DATASET ROWS ->
----------------------------------------
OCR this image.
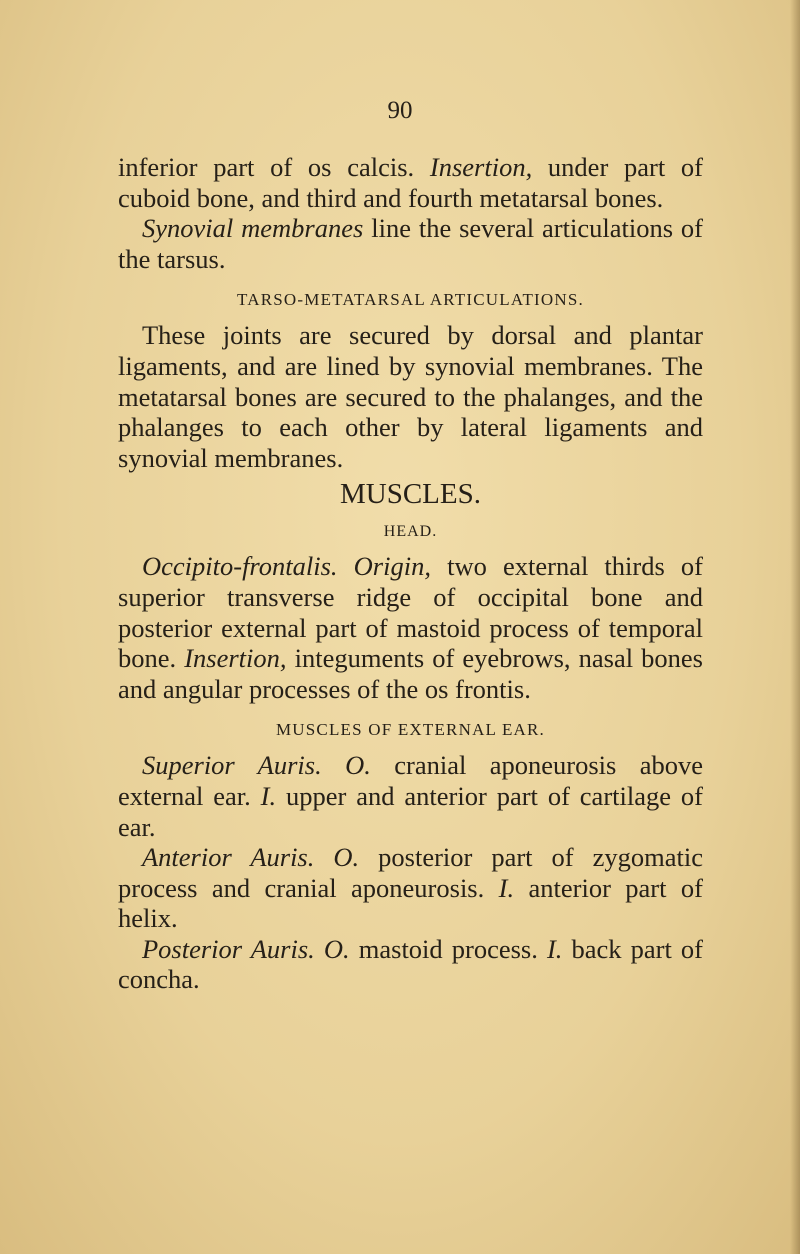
90

inferior part of os calcis. Insertion, under part of cuboid bone, and third and fourth metatarsal bones.

Synovial membranes line the several articulations of the tarsus.

TARSO-METATARSAL ARTICULATIONS.

These joints are secured by dorsal and plantar ligaments, and are lined by synovial membranes. The metatarsal bones are secured to the phalanges, and the phalanges to each other by lateral ligaments and synovial membranes.

MUSCLES.
HEAD.

Occipito-frontalis. Origin, two external thirds of superior transverse ridge of occipital bone and posterior external part of mastoid process of temporal bone. Insertion, integuments of eyebrows, nasal bones and angular processes of the os frontis.

MUSCLES OF EXTERNAL EAR.

Superior Auris. O. cranial aponeurosis above external ear. I. upper and anterior part of cartilage of ear.

Anterior Auris. O. posterior part of zygomatic process and cranial aponeurosis. I. anterior part of helix.

Posterior Auris. O. mastoid process. I. back part of concha.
----------------------------------------
EXERCISE BRIEF ->
All the records need to be repeated exactly, with the images dropped.

RESPONSE TO THE EXERCISE ->
OCR this image.
90

inferior part of os calcis. Insertion, under part of cuboid bone, and third and fourth metatarsal bones.

Synovial membranes line the several articulations of the tarsus.

TARSO-METATARSAL ARTICULATIONS.

These joints are secured by dorsal and plantar ligaments, and are lined by synovial membranes. The metatarsal bones are secured to the phalanges, and the phalanges to each other by lateral ligaments and synovial membranes.

MUSCLES.
HEAD.

Occipito-frontalis. Origin, two external thirds of superior transverse ridge of occipital bone and posterior external part of mastoid process of temporal bone. Insertion, integuments of eyebrows, nasal bones and angular processes of the os frontis.

MUSCLES OF EXTERNAL EAR.

Superior Auris. O. cranial aponeurosis above external ear. I. upper and anterior part of cartilage of ear.

Anterior Auris. O. posterior part of zygomatic process and cranial aponeurosis. I. anterior part of helix.

Posterior Auris. O. mastoid process. I. back part of concha.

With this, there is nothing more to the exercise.